▶ **Written instruction**
Below are records to repeat exactly. Omit the pictures from the copy.

▶ **Data lines**
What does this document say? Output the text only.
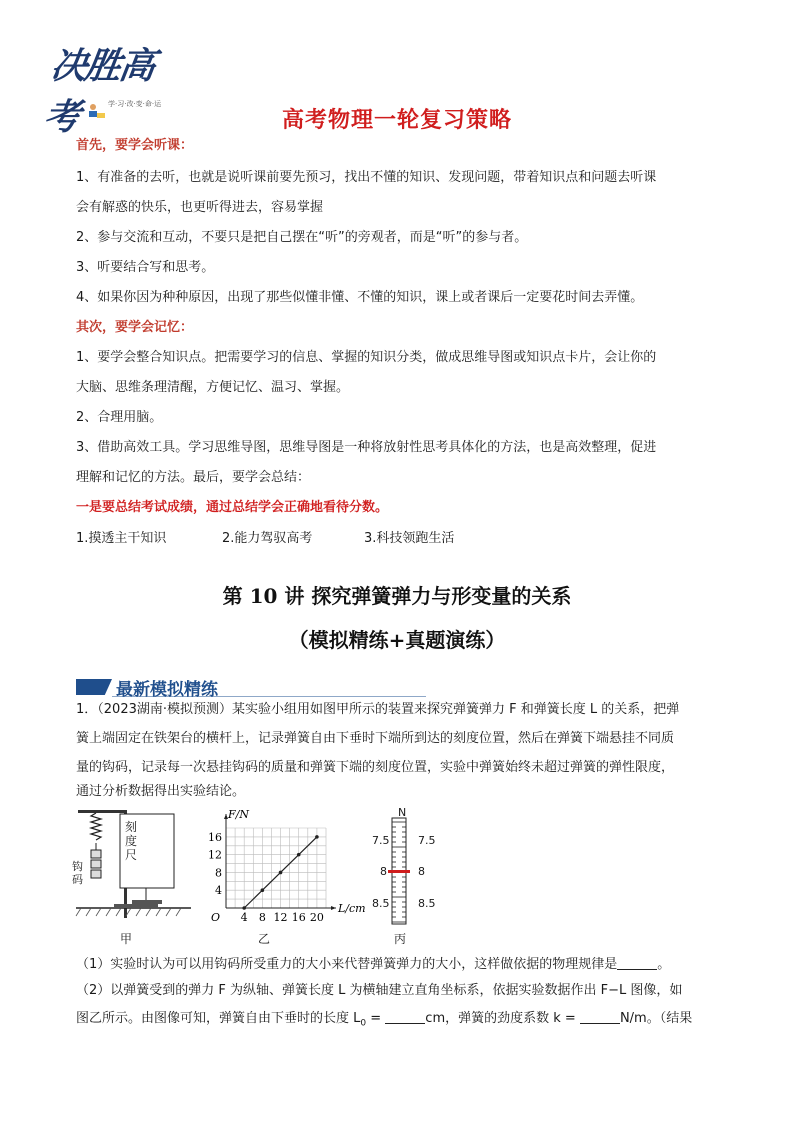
决胜高考	学·习·改·变·命·运
高考物理一轮复习策略
首先，要学会听课：
1、有准备的去听，也就是说听课前要先预习，找出不懂的知识、发现问题，带着知识点和问题去听课
会有解惑的快乐，也更听得进去，容易掌握
2、参与交流和互动，不要只是把自己摆在“听”的旁观者，而是“听”的参与者。
3、听要结合写和思考。
4、如果你因为种种原因，出现了那些似懂非懂、不懂的知识，课上或者课后一定要花时间去弄懂。
其次，要学会记忆：
1、要学会整合知识点。把需要学习的信息、掌握的知识分类，做成思维导图或知识点卡片，会让你的
大脑、思维条理清醒，方便记忆、温习、掌握。
2、合理用脑。
3、借助高效工具。学习思维导图，思维导图是一种将放射性思考具体化的方法，也是高效整理，促进
理解和记忆的方法。最后，要学会总结：
一是要总结考试成绩，通过总结学会正确地看待分数。
1.摸透主干知识	2.能力驾驭高考	3.科技领跑生活
第 10 讲 探究弹簧弹力与形变量的关系
（模拟精练+真题演练）
最新模拟精练
1．（2023湖南·模拟预测）某实验小组用如图甲所示的装置来探究弹簧弹力 F 和弹簧长度 L 的关系，把弹
簧上端固定在铁架台的横杆上，记录弹簧自由下垂时下端所到达的刻度位置，然后在弹簧下端悬挂不同质
量的钩码，记录每一次悬挂钩码的质量和弹簧下端的刻度位置，实验中弹簧始终未超过弹簧的弹性限度，
通过分析数据得出实验结论。
刻度尺
钩码
甲
16
12
8
4
4 8 12 16 20
O
F/N
L/cm
乙
N
7.5	7.5
8	8
8.5	8.5
丙
（1）实验时认为可以用钩码所受重力的大小来代替弹簧弹力的大小，这样做依据的物理规律是	。
（2）以弹簧受到的弹力 F 为纵轴、弹簧长度 L 为横轴建立直角坐标系，依据实验数据作出 F−L 图像，如
图乙所示。由图像可知，弹簧自由下垂时的长度 $L_0$ =	cm，弹簧的劲度系数 k =	N/m。（结果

▶ **Answer below**
What does this document say? Output the text only.
决胜高考	学·习·改·变·命·运
高考物理一轮复习策略
首先，要学会听课：
1、有准备的去听，也就是说听课前要先预习，找出不懂的知识、发现问题，带着知识点和问题去听课
会有解惑的快乐，也更听得进去，容易掌握
2、参与交流和互动，不要只是把自己摆在“听”的旁观者，而是“听”的参与者。
3、听要结合写和思考。
4、如果你因为种种原因，出现了那些似懂非懂、不懂的知识，课上或者课后一定要花时间去弄懂。
其次，要学会记忆：
1、要学会整合知识点。把需要学习的信息、掌握的知识分类，做成思维导图或知识点卡片，会让你的
大脑、思维条理清醒，方便记忆、温习、掌握。
2、合理用脑。
3、借助高效工具。学习思维导图，思维导图是一种将放射性思考具体化的方法，也是高效整理，促进
理解和记忆的方法。最后，要学会总结：
一是要总结考试成绩，通过总结学会正确地看待分数。
1.摸透主干知识	2.能力驾驭高考	3.科技领跑生活
第 10 讲 探究弹簧弹力与形变量的关系
（模拟精练+真题演练）
最新模拟精练
1．（2023湖南·模拟预测）某实验小组用如图甲所示的装置来探究弹簧弹力 F 和弹簧长度 L 的关系，把弹
簧上端固定在铁架台的横杆上，记录弹簧自由下垂时下端所到达的刻度位置，然后在弹簧下端悬挂不同质
量的钩码，记录每一次悬挂钩码的质量和弹簧下端的刻度位置，实验中弹簧始终未超过弹簧的弹性限度，
通过分析数据得出实验结论。
刻度尺
钩码
甲
16
12
8
4
4 8 12 16 20
O
F/N
L/cm
乙
N
7.5	7.5
8	8
8.5	8.5
丙
（1）实验时认为可以用钩码所受重力的大小来代替弹簧弹力的大小，这样做依据的物理规律是	。
（2）以弹簧受到的弹力 F 为纵轴、弹簧长度 L 为横轴建立直角坐标系，依据实验数据作出 F−L 图像，如
图乙所示。由图像可知，弹簧自由下垂时的长度 $L_0$ =	cm，弹簧的劲度系数 k =	N/m。（结果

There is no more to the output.